= PROBLEM DETAILS =
Copy out, from the entries below, each line holding the string "药物分析".

☆ ☆ ☆ ☆ ☆

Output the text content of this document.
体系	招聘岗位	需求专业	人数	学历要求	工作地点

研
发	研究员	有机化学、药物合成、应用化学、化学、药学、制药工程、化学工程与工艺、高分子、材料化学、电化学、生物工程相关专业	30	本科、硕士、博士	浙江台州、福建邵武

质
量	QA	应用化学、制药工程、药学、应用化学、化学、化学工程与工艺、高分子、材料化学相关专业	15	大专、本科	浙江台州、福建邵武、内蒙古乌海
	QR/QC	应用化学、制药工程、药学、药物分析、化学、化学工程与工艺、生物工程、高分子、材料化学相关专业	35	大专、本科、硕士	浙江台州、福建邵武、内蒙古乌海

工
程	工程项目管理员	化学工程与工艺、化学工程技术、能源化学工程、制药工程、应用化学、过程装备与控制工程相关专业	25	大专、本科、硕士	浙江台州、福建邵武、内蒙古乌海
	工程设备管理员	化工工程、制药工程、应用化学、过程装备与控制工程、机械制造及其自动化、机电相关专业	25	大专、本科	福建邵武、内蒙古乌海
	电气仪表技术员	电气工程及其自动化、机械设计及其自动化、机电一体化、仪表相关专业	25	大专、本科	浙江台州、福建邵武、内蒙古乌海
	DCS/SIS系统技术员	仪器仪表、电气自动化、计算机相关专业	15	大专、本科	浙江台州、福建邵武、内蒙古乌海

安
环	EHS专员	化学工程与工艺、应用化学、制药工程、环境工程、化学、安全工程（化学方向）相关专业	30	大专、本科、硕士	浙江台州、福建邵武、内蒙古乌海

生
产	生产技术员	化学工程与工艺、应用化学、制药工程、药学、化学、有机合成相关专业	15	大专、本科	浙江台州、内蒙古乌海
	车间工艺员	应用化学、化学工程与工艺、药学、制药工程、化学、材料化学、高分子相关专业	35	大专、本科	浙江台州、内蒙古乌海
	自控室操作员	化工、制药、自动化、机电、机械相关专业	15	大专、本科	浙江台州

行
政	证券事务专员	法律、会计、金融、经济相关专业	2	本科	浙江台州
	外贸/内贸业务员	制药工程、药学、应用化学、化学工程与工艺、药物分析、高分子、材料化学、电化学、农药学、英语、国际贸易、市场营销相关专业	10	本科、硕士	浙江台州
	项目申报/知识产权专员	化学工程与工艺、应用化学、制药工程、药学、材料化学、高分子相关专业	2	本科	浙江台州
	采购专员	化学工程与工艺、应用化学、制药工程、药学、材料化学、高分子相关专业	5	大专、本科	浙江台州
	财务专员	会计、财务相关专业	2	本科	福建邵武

☆ ☆ ☆ ☆ ☆

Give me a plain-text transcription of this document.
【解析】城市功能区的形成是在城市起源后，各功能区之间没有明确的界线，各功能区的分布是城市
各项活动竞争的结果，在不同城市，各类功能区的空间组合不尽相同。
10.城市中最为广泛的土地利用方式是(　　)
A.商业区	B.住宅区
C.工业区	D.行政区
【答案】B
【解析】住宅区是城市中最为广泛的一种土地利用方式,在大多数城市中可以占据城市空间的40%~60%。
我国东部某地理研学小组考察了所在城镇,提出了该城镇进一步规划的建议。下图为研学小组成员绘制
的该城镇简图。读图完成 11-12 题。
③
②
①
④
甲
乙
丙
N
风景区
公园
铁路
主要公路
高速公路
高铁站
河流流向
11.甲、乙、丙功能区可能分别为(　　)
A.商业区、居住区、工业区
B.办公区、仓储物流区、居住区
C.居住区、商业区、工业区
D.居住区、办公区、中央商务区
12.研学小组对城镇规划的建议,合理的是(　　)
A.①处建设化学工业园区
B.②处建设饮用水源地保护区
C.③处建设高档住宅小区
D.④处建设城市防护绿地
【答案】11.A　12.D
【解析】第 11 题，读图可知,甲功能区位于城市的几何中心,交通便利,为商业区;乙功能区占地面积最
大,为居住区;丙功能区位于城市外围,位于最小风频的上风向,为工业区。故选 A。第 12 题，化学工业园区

☆ ☆ ☆ ☆ ☆

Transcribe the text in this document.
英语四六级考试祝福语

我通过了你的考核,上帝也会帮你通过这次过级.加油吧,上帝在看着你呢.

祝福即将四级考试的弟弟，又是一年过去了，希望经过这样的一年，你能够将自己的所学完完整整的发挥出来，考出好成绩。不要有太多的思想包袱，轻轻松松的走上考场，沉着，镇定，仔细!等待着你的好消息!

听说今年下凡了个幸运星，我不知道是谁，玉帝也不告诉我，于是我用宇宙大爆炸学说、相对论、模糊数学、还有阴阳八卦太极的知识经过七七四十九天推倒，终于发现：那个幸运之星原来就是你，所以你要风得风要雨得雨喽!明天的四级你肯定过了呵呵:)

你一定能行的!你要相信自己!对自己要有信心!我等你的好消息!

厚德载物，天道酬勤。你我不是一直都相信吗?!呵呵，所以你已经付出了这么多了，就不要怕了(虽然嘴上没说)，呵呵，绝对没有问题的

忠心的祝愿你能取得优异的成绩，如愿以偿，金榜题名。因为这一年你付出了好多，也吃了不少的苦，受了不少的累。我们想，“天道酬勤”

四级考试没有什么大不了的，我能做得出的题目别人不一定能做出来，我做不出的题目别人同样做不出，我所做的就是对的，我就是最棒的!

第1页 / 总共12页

☆ ☆ ☆ ☆ ☆

= TASK ANSWER =
	QR/QC	应用化学、制药工程、药学、药物分析、化学、化学工程与工艺、生物工程、高分子、材料化学相关专业	35	大专、本科、硕士	浙江台州、福建邵武、内蒙古乌海
	外贸/内贸业务员	制药工程、药学、应用化学、化学工程与工艺、药物分析、高分子、材料化学、电化学、农药学、英语、国际贸易、市场营销相关专业	10	本科、硕士	浙江台州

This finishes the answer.